● Direction: Gather all lines from the material that contain "screenshot".
[Begin Data records]
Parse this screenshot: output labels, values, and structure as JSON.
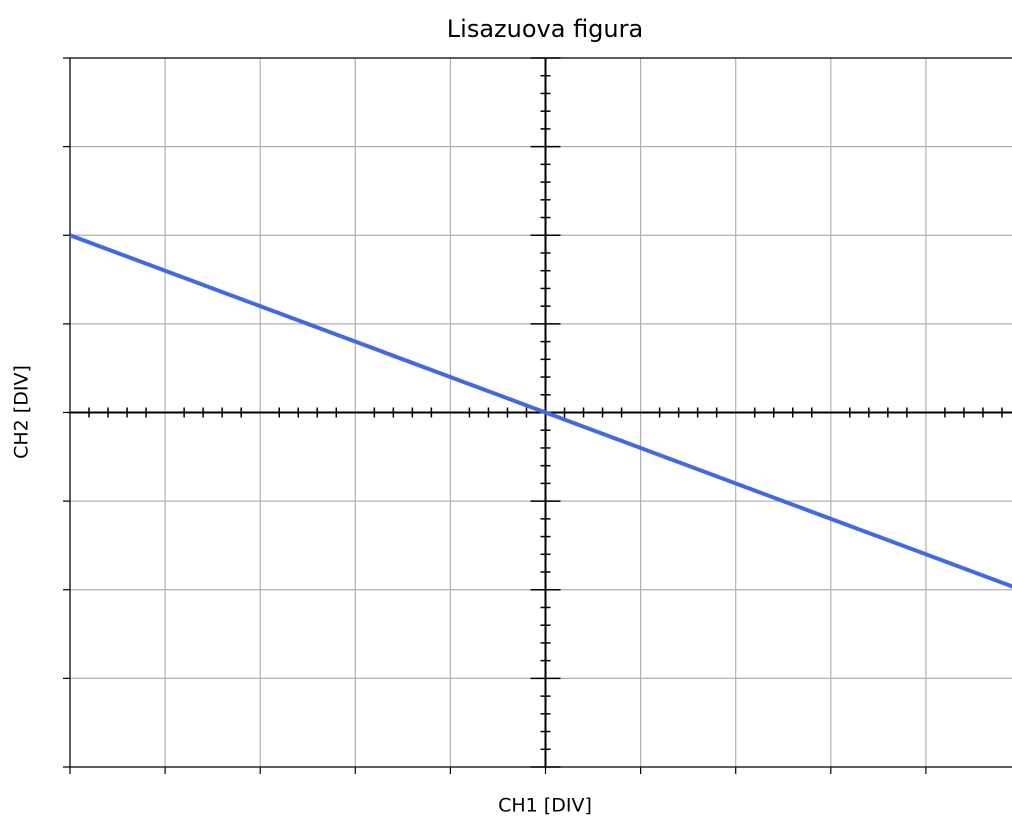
{
  "chart_data": {
    "type": "line",
    "title": "Lisazuova figura",
    "xlabel": "CH1 [DIV]",
    "ylabel": "CH2 [DIV]",
    "x": [
      -5,
      5
    ],
    "series": [
      {
        "color": "#4169e1",
        "values": [
          2,
          -2
        ]
      }
    ],
    "xlim": [
      -5,
      5
    ],
    "ylim": [
      -4,
      4
    ],
    "xticks": [
      -5,
      -4,
      -3,
      -2,
      -1,
      0,
      1,
      2,
      3,
      4,
      5
    ],
    "yticks": [
      -4,
      -3,
      -2,
      -1,
      0,
      1,
      2,
      3,
      4
    ],
    "grid": true
  }
}
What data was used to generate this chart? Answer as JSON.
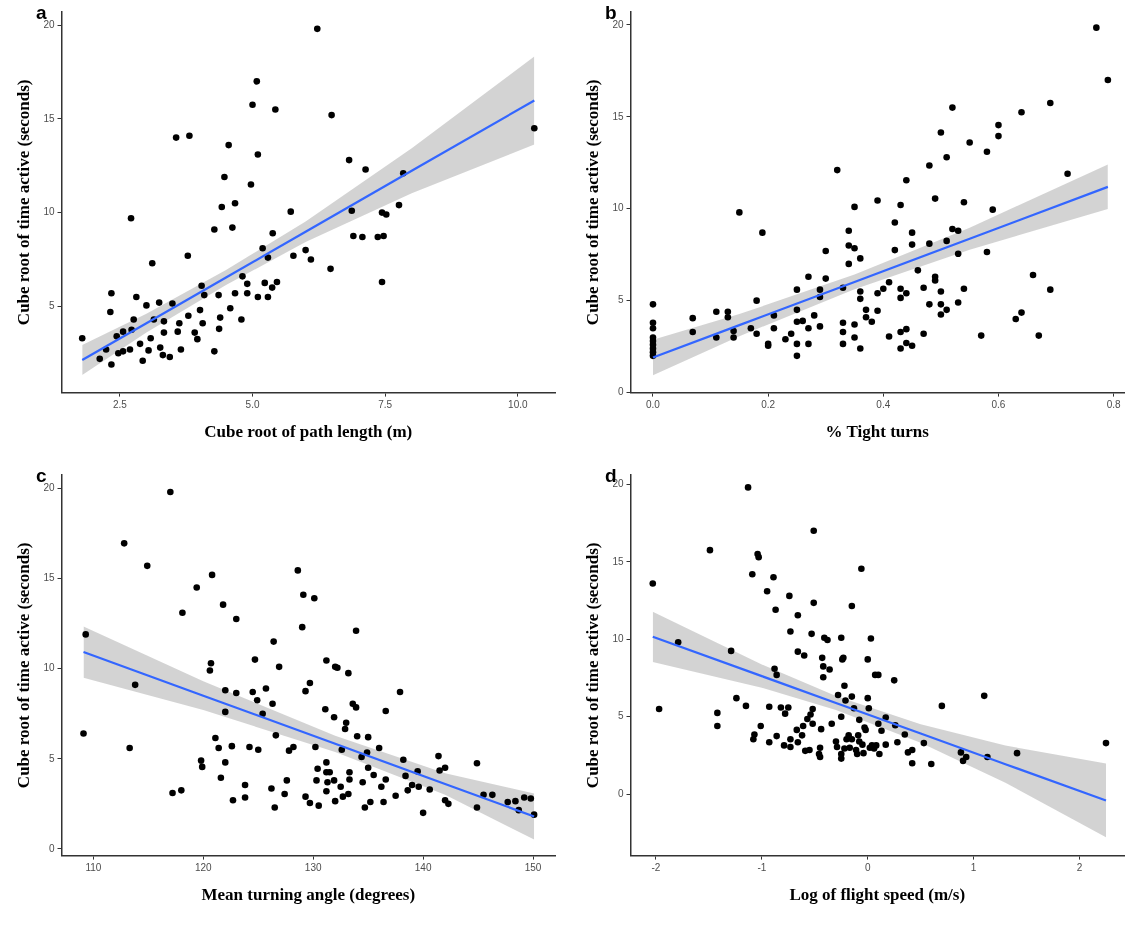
{
  "chart_data": [
    {
      "type": "scatter",
      "title": "a",
      "xlabel": "Cube root of path length (m)",
      "ylabel": "Cube root of time active (seconds)",
      "xlim": [
        1.4,
        10.7
      ],
      "ylim": [
        0.4,
        20.7
      ],
      "xticks": [
        2.5,
        {
          "value": 5,
          "label": "5.0"
        },
        7.5,
        {
          "value": 10,
          "label": "10.0"
        }
      ],
      "yticks": [
        5,
        10,
        15,
        20
      ],
      "series": [
        {
          "marker": "circle",
          "color": "#000000",
          "x": [
            1.79,
            2.34,
            2.34,
            2.32,
            2.71,
            3.11,
            3.56,
            3.81,
            3.78,
            4.04,
            4.28,
            4.28,
            4.42,
            4.47,
            4.55,
            4.67,
            4.62,
            4.97,
            5.0,
            5.08,
            5.1,
            5.43,
            6.22,
            6.49,
            5.72,
            5.38,
            5.19,
            5.29,
            5.77,
            6.0,
            6.1,
            6.47,
            6.82,
            7.13,
            7.84,
            6.87,
            6.9,
            7.07,
            7.36,
            7.47,
            7.44,
            7.52,
            7.76,
            7.44,
            10.31,
            4.81,
            4.9,
            4.9,
            5.1,
            5.29,
            5.46,
            5.37,
            5.23,
            4.67,
            4.36,
            4.58,
            4.79,
            4.37,
            4.39,
            4.09,
            4.01,
            4.06,
            3.96,
            3.79,
            3.49,
            3.24,
            3.0,
            2.81,
            2.76,
            3.65,
            3.44,
            3.31,
            2.93,
            3.04,
            3.26,
            3.59,
            3.33,
            3.08,
            2.88,
            2.69,
            2.56,
            2.47,
            2.12,
            2.24,
            2.44,
            2.56,
            2.72,
            3.14,
            3.33,
            3.62,
            3.91
          ],
          "values": [
            3.3,
            1.9,
            5.7,
            4.7,
            9.7,
            7.3,
            14.0,
            14.1,
            7.7,
            6.1,
            2.6,
            9.1,
            10.3,
            11.9,
            13.6,
            10.5,
            9.2,
            11.5,
            15.75,
            17.0,
            13.1,
            15.5,
            19.8,
            15.2,
            10.05,
            8.9,
            8.1,
            7.6,
            7.7,
            8.0,
            7.5,
            7.0,
            12.8,
            12.3,
            12.1,
            10.1,
            8.75,
            8.7,
            8.7,
            8.75,
            10.0,
            9.9,
            10.4,
            6.3,
            14.5,
            6.6,
            6.2,
            5.7,
            5.5,
            5.5,
            6.3,
            6.0,
            6.25,
            5.7,
            5.6,
            4.9,
            4.3,
            3.8,
            4.4,
            5.6,
            4.8,
            4.1,
            3.25,
            4.5,
            5.15,
            5.2,
            5.05,
            5.5,
            4.3,
            2.7,
            2.3,
            2.4,
            2.1,
            2.65,
            2.8,
            3.65,
            3.6,
            3.3,
            3.0,
            2.7,
            2.6,
            2.5,
            2.2,
            2.7,
            3.4,
            3.65,
            3.75,
            4.3,
            4.2,
            4.1,
            3.6
          ]
        },
        {
          "type": "line",
          "color": "#3366ff",
          "x": [
            1.79,
            3,
            4.5,
            6,
            8,
            10.31
          ],
          "values": [
            2.14,
            4.1,
            6.54,
            8.98,
            12.23,
            15.98
          ],
          "lower": [
            1.34,
            3.6,
            6.14,
            8.43,
            11.03,
            13.63
          ],
          "upper": [
            2.94,
            4.6,
            6.94,
            9.53,
            13.43,
            18.33
          ]
        }
      ]
    },
    {
      "type": "scatter",
      "title": "b",
      "xlabel": "% Tight turns",
      "ylabel": "Cube root of time active (seconds)",
      "xlim": [
        -0.039,
        0.818
      ],
      "ylim": [
        0,
        20.7
      ],
      "xticks": [
        {
          "value": 0,
          "label": "0.0"
        },
        0.2,
        0.4,
        0.6,
        0.8
      ],
      "yticks": [
        0,
        5,
        10,
        15,
        20
      ],
      "series": [
        {
          "marker": "circle",
          "color": "#000000",
          "x": [
            0,
            0,
            0,
            0,
            0,
            0,
            0,
            0,
            0,
            0.069,
            0.069,
            0.11,
            0.11,
            0.13,
            0.13,
            0.14,
            0.14,
            0.15,
            0.17,
            0.18,
            0.18,
            0.19,
            0.2,
            0.2,
            0.21,
            0.21,
            0.23,
            0.24,
            0.25,
            0.25,
            0.25,
            0.25,
            0.25,
            0.26,
            0.27,
            0.27,
            0.27,
            0.28,
            0.29,
            0.29,
            0.29,
            0.3,
            0.3,
            0.32,
            0.33,
            0.33,
            0.33,
            0.33,
            0.34,
            0.34,
            0.34,
            0.35,
            0.35,
            0.35,
            0.35,
            0.36,
            0.36,
            0.36,
            0.36,
            0.37,
            0.37,
            0.38,
            0.39,
            0.39,
            0.39,
            0.4,
            0.41,
            0.41,
            0.42,
            0.42,
            0.43,
            0.43,
            0.43,
            0.43,
            0.43,
            0.44,
            0.44,
            0.44,
            0.44,
            0.45,
            0.45,
            0.45,
            0.46,
            0.47,
            0.47,
            0.48,
            0.48,
            0.48,
            0.49,
            0.49,
            0.49,
            0.5,
            0.5,
            0.5,
            0.5,
            0.51,
            0.51,
            0.51,
            0.52,
            0.52,
            0.53,
            0.53,
            0.53,
            0.54,
            0.54,
            0.55,
            0.57,
            0.58,
            0.58,
            0.59,
            0.6,
            0.6,
            0.63,
            0.64,
            0.64,
            0.66,
            0.67,
            0.69,
            0.69,
            0.72,
            0.77,
            0.79
          ],
          "values": [
            4.8,
            3.8,
            3.5,
            3.0,
            2.8,
            2.6,
            2.4,
            2.2,
            2.0,
            4.05,
            3.3,
            4.4,
            3.0,
            4.4,
            4.1,
            3.35,
            3.0,
            9.8,
            3.5,
            5.0,
            3.2,
            8.7,
            2.65,
            2.55,
            4.2,
            3.5,
            2.9,
            3.2,
            5.6,
            4.5,
            3.85,
            2.65,
            2.0,
            3.9,
            6.3,
            3.5,
            2.65,
            4.2,
            5.6,
            5.2,
            3.6,
            7.7,
            6.2,
            12.1,
            5.7,
            3.8,
            2.65,
            3.3,
            8.8,
            8.0,
            7.0,
            10.1,
            7.85,
            3.7,
            3.0,
            7.3,
            5.5,
            5.1,
            2.4,
            4.5,
            4.1,
            3.85,
            10.45,
            5.4,
            4.45,
            5.65,
            6.0,
            3.05,
            9.25,
            7.75,
            10.2,
            5.65,
            5.15,
            3.3,
            2.4,
            11.55,
            5.4,
            3.45,
            2.7,
            8.7,
            8.05,
            2.55,
            6.65,
            5.7,
            3.2,
            12.35,
            8.1,
            4.8,
            10.55,
            6.3,
            6.1,
            14.15,
            5.5,
            4.8,
            4.25,
            12.8,
            8.25,
            4.5,
            15.5,
            8.9,
            8.8,
            7.55,
            4.9,
            10.35,
            5.65,
            13.6,
            3.1,
            13.1,
            7.65,
            9.95,
            14.55,
            13.95,
            4.0,
            15.25,
            4.35,
            6.4,
            3.1,
            15.75,
            5.6,
            11.9,
            19.85,
            17.0
          ]
        },
        {
          "type": "line",
          "color": "#3366ff",
          "x": [
            0,
            0.15,
            0.35,
            0.55,
            0.79
          ],
          "values": [
            1.91,
            3.67,
            6.02,
            8.37,
            11.19
          ],
          "lower": [
            0.94,
            3.07,
            5.62,
            7.77,
            9.98
          ],
          "upper": [
            2.88,
            4.27,
            6.42,
            8.97,
            12.4
          ]
        }
      ]
    },
    {
      "type": "scatter",
      "title": "c",
      "xlabel": "Mean turning angle (degrees)",
      "ylabel": "Cube root of time active (seconds)",
      "xlim": [
        107.1,
        152
      ],
      "ylim": [
        -0.37,
        20.74
      ],
      "xticks": [
        110,
        120,
        130,
        140,
        150
      ],
      "yticks": [
        0,
        5,
        10,
        15,
        20
      ],
      "series": [
        {
          "marker": "circle",
          "color": "#000000",
          "x": [
            109.1,
            109.3,
            112.8,
            113.3,
            113.8,
            114.9,
            117.0,
            117.2,
            118.0,
            118.1,
            119.4,
            119.8,
            119.9,
            120.6,
            120.7,
            120.8,
            121.1,
            121.4,
            121.6,
            121.8,
            122.0,
            122.0,
            122.0,
            122.6,
            122.7,
            123.0,
            123.0,
            123.8,
            123.8,
            124.2,
            124.5,
            124.7,
            124.9,
            125.0,
            125.4,
            125.7,
            126.2,
            126.3,
            126.4,
            126.5,
            126.6,
            126.9,
            127.4,
            127.6,
            127.8,
            128.2,
            128.6,
            129.0,
            129.1,
            129.3,
            129.3,
            129.7,
            129.7,
            130.1,
            130.2,
            130.3,
            130.4,
            130.5,
            131.1,
            131.2,
            131.2,
            131.2,
            131.2,
            131.3,
            131.5,
            131.9,
            131.9,
            132.0,
            132.2,
            132.0,
            132.5,
            132.6,
            132.7,
            132.9,
            133.0,
            133.2,
            133.2,
            133.3,
            133.3,
            133.6,
            133.9,
            133.9,
            134.0,
            134.4,
            134.5,
            134.7,
            134.9,
            135.0,
            135.0,
            135.2,
            135.5,
            136.0,
            136.2,
            136.4,
            136.6,
            136.6,
            137.5,
            137.9,
            138.2,
            138.4,
            138.6,
            139.0,
            139.5,
            139.6,
            140.0,
            140.6,
            141.4,
            141.5,
            142.0,
            142.0,
            142.3,
            144.9,
            144.9,
            145.5,
            146.3,
            147.7,
            148.4,
            148.7,
            149.2,
            149.8,
            150.1
          ],
          "values": [
            6.4,
            11.9,
            16.95,
            5.6,
            9.1,
            15.7,
            19.8,
            3.1,
            3.25,
            13.1,
            14.5,
            4.9,
            4.55,
            9.9,
            10.3,
            15.2,
            6.15,
            5.6,
            3.95,
            13.55,
            8.8,
            7.6,
            4.8,
            5.7,
            2.7,
            12.75,
            8.65,
            3.55,
            2.85,
            5.65,
            8.7,
            10.5,
            8.25,
            5.5,
            7.5,
            8.9,
            3.35,
            8.05,
            11.5,
            2.3,
            6.3,
            10.1,
            3.05,
            3.8,
            5.45,
            5.65,
            15.45,
            12.3,
            14.1,
            2.9,
            8.75,
            9.2,
            2.55,
            13.9,
            5.65,
            3.8,
            4.45,
            2.4,
            7.75,
            10.45,
            4.8,
            4.25,
            3.2,
            3.7,
            4.25,
            3.8,
            7.3,
            10.1,
            10.05,
            2.65,
            3.45,
            5.5,
            2.9,
            6.65,
            7.0,
            9.75,
            3.05,
            4.25,
            3.85,
            8.05,
            12.1,
            7.85,
            6.25,
            5.1,
            3.7,
            2.3,
            5.35,
            4.5,
            6.2,
            2.6,
            4.1,
            5.6,
            3.45,
            2.6,
            7.65,
            3.85,
            2.95,
            8.7,
            4.95,
            4.05,
            3.25,
            3.55,
            4.3,
            3.45,
            2.0,
            3.3,
            5.15,
            4.35,
            4.5,
            2.7,
            2.5,
            4.75,
            2.3,
            3.0,
            3.0,
            2.6,
            2.65,
            2.15,
            2.85,
            2.8,
            1.9
          ]
        },
        {
          "type": "line",
          "color": "#3366ff",
          "x": [
            109.1,
            120,
            132,
            142,
            150.1
          ],
          "values": [
            10.92,
            8.5,
            5.83,
            3.6,
            1.8
          ],
          "lower": [
            9.5,
            7.7,
            5.38,
            3.0,
            0.52
          ],
          "upper": [
            12.34,
            9.3,
            6.28,
            4.2,
            3.08
          ]
        }
      ]
    },
    {
      "type": "scatter",
      "title": "d",
      "xlabel": "Log of flight speed (m/s)",
      "ylabel": "Cube root of time active (seconds)",
      "xlim": [
        -2.24,
        2.42
      ],
      "ylim": [
        -3.96,
        20.6
      ],
      "xticks": [
        -2,
        -1,
        0,
        1,
        2
      ],
      "yticks": [
        0,
        5,
        10,
        15,
        20
      ],
      "series": [
        {
          "marker": "circle",
          "color": "#000000",
          "x": [
            -2.03,
            -1.97,
            -1.79,
            -1.49,
            -1.42,
            -1.42,
            -1.29,
            -1.24,
            -1.15,
            -1.13,
            -1.09,
            -1.08,
            -1.07,
            -1.04,
            -1.03,
            -1.01,
            -0.95,
            -0.93,
            -0.93,
            -0.89,
            -0.88,
            -0.87,
            -0.86,
            -0.86,
            -0.82,
            -0.79,
            -0.78,
            -0.75,
            -0.74,
            -0.73,
            -0.73,
            -0.73,
            -0.67,
            -0.66,
            -0.66,
            -0.66,
            -0.62,
            -0.61,
            -0.6,
            -0.59,
            -0.57,
            -0.55,
            -0.54,
            -0.53,
            -0.52,
            -0.51,
            -0.51,
            -0.52,
            -0.46,
            -0.45,
            -0.45,
            -0.44,
            -0.43,
            -0.42,
            -0.42,
            -0.41,
            -0.38,
            -0.36,
            -0.34,
            -0.3,
            -0.29,
            -0.28,
            -0.25,
            -0.25,
            -0.24,
            -0.25,
            -0.25,
            -0.23,
            -0.22,
            -0.22,
            -0.21,
            -0.2,
            -0.18,
            -0.17,
            -0.15,
            -0.15,
            -0.15,
            -0.13,
            -0.11,
            -0.1,
            -0.09,
            -0.08,
            -0.08,
            -0.06,
            -0.05,
            -0.04,
            -0.03,
            -0.02,
            0.0,
            0.0,
            0.01,
            0.02,
            0.03,
            0.04,
            0.06,
            0.07,
            0.08,
            0.1,
            0.1,
            0.11,
            0.13,
            0.17,
            0.17,
            0.25,
            0.26,
            0.28,
            0.35,
            0.38,
            0.42,
            0.42,
            0.53,
            0.6,
            0.7,
            0.88,
            0.9,
            0.93,
            1.1,
            1.13,
            1.41,
            2.25
          ],
          "values": [
            13.6,
            5.5,
            9.8,
            15.75,
            4.4,
            5.25,
            9.25,
            6.2,
            5.7,
            19.8,
            14.2,
            3.55,
            3.85,
            15.5,
            15.3,
            4.4,
            13.1,
            3.35,
            5.65,
            14.0,
            8.1,
            11.9,
            7.7,
            3.75,
            5.6,
            3.15,
            5.2,
            5.6,
            12.8,
            10.5,
            3.05,
            3.55,
            4.15,
            11.55,
            9.2,
            3.35,
            3.8,
            4.4,
            8.95,
            2.8,
            4.85,
            2.85,
            5.15,
            10.35,
            5.5,
            17.0,
            12.35,
            4.55,
            2.6,
            2.4,
            3.0,
            4.2,
            8.8,
            7.55,
            8.25,
            10.1,
            9.95,
            8.05,
            4.55,
            3.4,
            3.05,
            6.4,
            10.1,
            5.0,
            8.7,
            2.6,
            2.3,
            8.8,
            7.0,
            2.95,
            6.05,
            3.55,
            3.8,
            3.0,
            6.3,
            3.55,
            12.15,
            5.55,
            2.85,
            2.6,
            3.8,
            3.4,
            4.8,
            14.55,
            3.2,
            2.65,
            4.3,
            4.15,
            6.2,
            8.7,
            5.55,
            3.0,
            10.05,
            3.15,
            2.95,
            7.7,
            3.15,
            7.7,
            4.55,
            2.6,
            4.1,
            4.95,
            3.2,
            7.35,
            4.45,
            3.35,
            3.85,
            2.7,
            2.85,
            2.0,
            3.3,
            1.95,
            5.7,
            2.7,
            2.15,
            2.4,
            6.35,
            2.4,
            2.65,
            3.3
          ]
        },
        {
          "type": "line",
          "color": "#3366ff",
          "x": [
            -2.03,
            -1,
            -0.3,
            0.5,
            1.3,
            2.25
          ],
          "values": [
            10.16,
            7.62,
            5.89,
            3.92,
            1.94,
            -0.4
          ],
          "lower": [
            8.54,
            6.87,
            5.44,
            3.32,
            0.74,
            -2.78
          ],
          "upper": [
            11.78,
            8.37,
            6.34,
            4.52,
            3.14,
            1.98
          ]
        }
      ]
    }
  ]
}
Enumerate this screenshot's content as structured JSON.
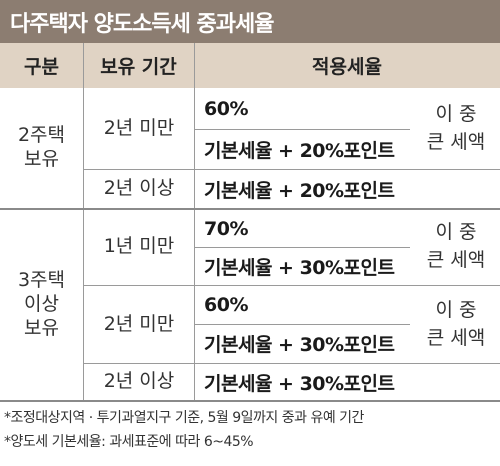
[End Data records]
● Solution to this task:
Parse this screenshot: output labels, values, and structure as JSON.
Enumerate this screenshot's content as structured JSON.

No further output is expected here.